Retype the records below exactly as they appear, but leave out any pictures.

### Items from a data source

>>>>

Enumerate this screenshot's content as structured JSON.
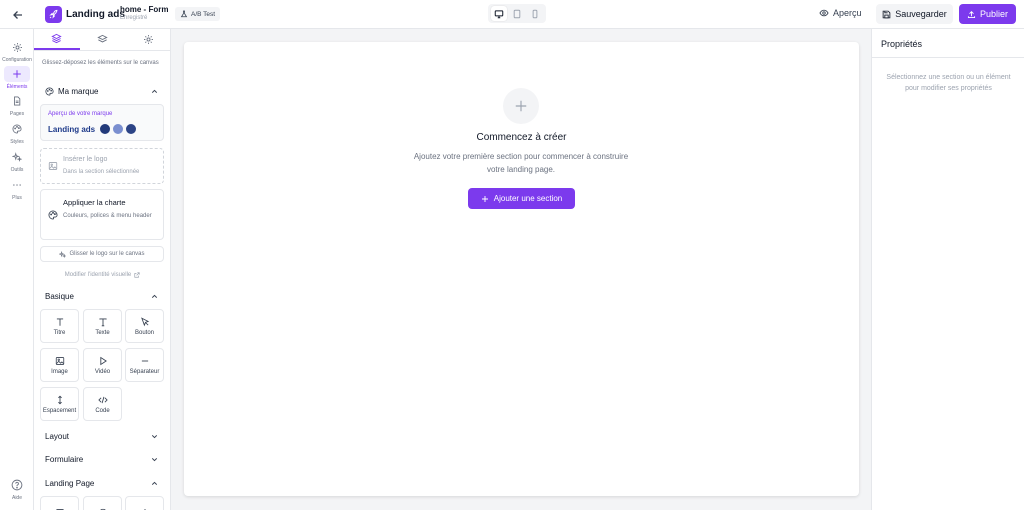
{
  "topbar": {
    "app_title": "Landing ads",
    "page_name": "home - Form",
    "page_status": "Enregistré",
    "ab_test": "A/B Test",
    "preview": "Aperçu",
    "save": "Sauvegarder",
    "publish": "Publier",
    "active_device": "desktop"
  },
  "rail": {
    "items": [
      {
        "label": "Configuration",
        "icon": "gear-icon"
      },
      {
        "label": "Éléments",
        "icon": "plus-icon",
        "active": true
      },
      {
        "label": "Pages",
        "icon": "file-icon"
      },
      {
        "label": "Styles",
        "icon": "palette-icon"
      },
      {
        "label": "Outils",
        "icon": "sparkles-icon"
      },
      {
        "label": "Plus",
        "icon": "more-icon"
      }
    ],
    "bottom": {
      "label": "Aide",
      "icon": "help-icon"
    }
  },
  "panel": {
    "hint": "Glissez-déposez les éléments sur le canvas",
    "brand": {
      "title": "Ma marque",
      "preview_label": "Aperçu de votre marque",
      "brand_name": "Landing ads",
      "colors": [
        "#233a7a",
        "#7b8fd0",
        "#2d4486"
      ],
      "insert_logo": "Insérer le logo",
      "insert_logo_sub": "Dans la section sélectionnée",
      "apply_charte": "Appliquer la charte",
      "apply_charte_sub": "Couleurs, polices & menu header",
      "drag_logo": "Glisser le logo sur le canvas",
      "modify_identity": "Modifier l'identité visuelle"
    },
    "basic": {
      "title": "Basique",
      "items": [
        {
          "label": "Titre",
          "icon": "heading-icon"
        },
        {
          "label": "Texte",
          "icon": "text-icon"
        },
        {
          "label": "Bouton",
          "icon": "cursor-icon"
        },
        {
          "label": "Image",
          "icon": "image-icon"
        },
        {
          "label": "Vidéo",
          "icon": "play-icon"
        },
        {
          "label": "Séparateur",
          "icon": "minus-icon"
        },
        {
          "label": "Espacement",
          "icon": "vertical-arrows-icon"
        },
        {
          "label": "Code",
          "icon": "code-icon"
        }
      ]
    },
    "layout": {
      "title": "Layout"
    },
    "form": {
      "title": "Formulaire"
    },
    "landing": {
      "title": "Landing Page"
    }
  },
  "canvas": {
    "empty_title": "Commencez à créer",
    "empty_desc": "Ajoutez votre première section pour commencer à construire votre landing page.",
    "add_section": "Ajouter une section"
  },
  "props": {
    "title": "Propriétés",
    "empty": "Sélectionnez une section ou un élément pour modifier ses propriétés"
  }
}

<<<<

### Task answer
Enumerate this screenshot's content as structured JSON.
{
  "topbar": {
    "app_title": "Landing ads",
    "page_name": "home - Form",
    "page_status": "Enregistré",
    "ab_test": "A/B Test",
    "preview": "Aperçu",
    "save": "Sauvegarder",
    "publish": "Publier",
    "active_device": "desktop"
  },
  "rail": {
    "items": [
      {
        "label": "Configuration",
        "icon": "gear-icon"
      },
      {
        "label": "Éléments",
        "icon": "plus-icon",
        "active": true
      },
      {
        "label": "Pages",
        "icon": "file-icon"
      },
      {
        "label": "Styles",
        "icon": "palette-icon"
      },
      {
        "label": "Outils",
        "icon": "sparkles-icon"
      },
      {
        "label": "Plus",
        "icon": "more-icon"
      }
    ],
    "bottom": {
      "label": "Aide",
      "icon": "help-icon"
    }
  },
  "panel": {
    "hint": "Glissez-déposez les éléments sur le canvas",
    "brand": {
      "title": "Ma marque",
      "preview_label": "Aperçu de votre marque",
      "brand_name": "Landing ads",
      "colors": [
        "#233a7a",
        "#7b8fd0",
        "#2d4486"
      ],
      "insert_logo": "Insérer le logo",
      "insert_logo_sub": "Dans la section sélectionnée",
      "apply_charte": "Appliquer la charte",
      "apply_charte_sub": "Couleurs, polices & menu header",
      "drag_logo": "Glisser le logo sur le canvas",
      "modify_identity": "Modifier l'identité visuelle"
    },
    "basic": {
      "title": "Basique",
      "items": [
        {
          "label": "Titre",
          "icon": "heading-icon"
        },
        {
          "label": "Texte",
          "icon": "text-icon"
        },
        {
          "label": "Bouton",
          "icon": "cursor-icon"
        },
        {
          "label": "Image",
          "icon": "image-icon"
        },
        {
          "label": "Vidéo",
          "icon": "play-icon"
        },
        {
          "label": "Séparateur",
          "icon": "minus-icon"
        },
        {
          "label": "Espacement",
          "icon": "vertical-arrows-icon"
        },
        {
          "label": "Code",
          "icon": "code-icon"
        }
      ]
    },
    "layout": {
      "title": "Layout"
    },
    "form": {
      "title": "Formulaire"
    },
    "landing": {
      "title": "Landing Page"
    }
  },
  "canvas": {
    "empty_title": "Commencez à créer",
    "empty_desc": "Ajoutez votre première section pour commencer à construire votre landing page.",
    "add_section": "Ajouter une section"
  },
  "props": {
    "title": "Propriétés",
    "empty": "Sélectionnez une section ou un élément pour modifier ses propriétés"
  }
}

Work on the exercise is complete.